= WHAT THE TASK REQUIRES =
Copy the data exactly as it appears, and do not include any pictures.
--------
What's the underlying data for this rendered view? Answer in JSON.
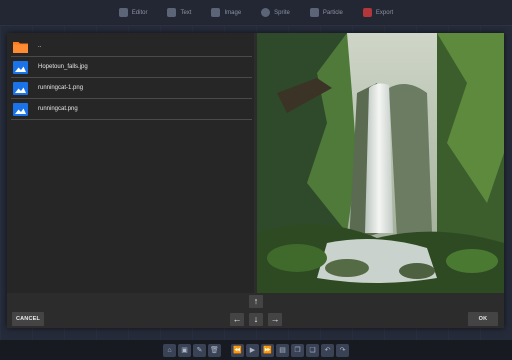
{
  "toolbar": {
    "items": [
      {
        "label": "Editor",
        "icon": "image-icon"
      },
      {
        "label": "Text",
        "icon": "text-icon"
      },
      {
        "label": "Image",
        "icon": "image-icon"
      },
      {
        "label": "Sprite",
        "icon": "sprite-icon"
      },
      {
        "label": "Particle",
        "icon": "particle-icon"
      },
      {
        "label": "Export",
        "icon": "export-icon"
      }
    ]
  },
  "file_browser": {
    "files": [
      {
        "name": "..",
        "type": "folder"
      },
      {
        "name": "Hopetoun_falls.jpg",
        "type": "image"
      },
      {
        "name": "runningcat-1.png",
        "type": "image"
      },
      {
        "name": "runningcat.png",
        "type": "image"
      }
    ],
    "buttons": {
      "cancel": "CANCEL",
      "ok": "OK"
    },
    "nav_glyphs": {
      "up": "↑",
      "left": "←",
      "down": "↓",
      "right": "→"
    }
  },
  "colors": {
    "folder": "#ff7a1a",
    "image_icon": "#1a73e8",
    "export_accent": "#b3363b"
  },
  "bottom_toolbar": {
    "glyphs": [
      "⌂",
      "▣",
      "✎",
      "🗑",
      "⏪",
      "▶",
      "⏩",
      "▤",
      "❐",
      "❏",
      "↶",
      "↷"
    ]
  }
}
--------
= FINISHED TASK =
What's the underlying data for this rendered view? Answer in JSON.
{
  "toolbar": {
    "items": [
      {
        "label": "Editor",
        "icon": "image-icon"
      },
      {
        "label": "Text",
        "icon": "text-icon"
      },
      {
        "label": "Image",
        "icon": "image-icon"
      },
      {
        "label": "Sprite",
        "icon": "sprite-icon"
      },
      {
        "label": "Particle",
        "icon": "particle-icon"
      },
      {
        "label": "Export",
        "icon": "export-icon"
      }
    ]
  },
  "file_browser": {
    "files": [
      {
        "name": "..",
        "type": "folder"
      },
      {
        "name": "Hopetoun_falls.jpg",
        "type": "image"
      },
      {
        "name": "runningcat-1.png",
        "type": "image"
      },
      {
        "name": "runningcat.png",
        "type": "image"
      }
    ],
    "buttons": {
      "cancel": "CANCEL",
      "ok": "OK"
    },
    "nav_glyphs": {
      "up": "↑",
      "left": "←",
      "down": "↓",
      "right": "→"
    }
  },
  "colors": {
    "folder": "#ff7a1a",
    "image_icon": "#1a73e8",
    "export_accent": "#b3363b"
  },
  "bottom_toolbar": {
    "glyphs": [
      "⌂",
      "▣",
      "✎",
      "🗑",
      "⏪",
      "▶",
      "⏩",
      "▤",
      "❐",
      "❏",
      "↶",
      "↷"
    ]
  }
}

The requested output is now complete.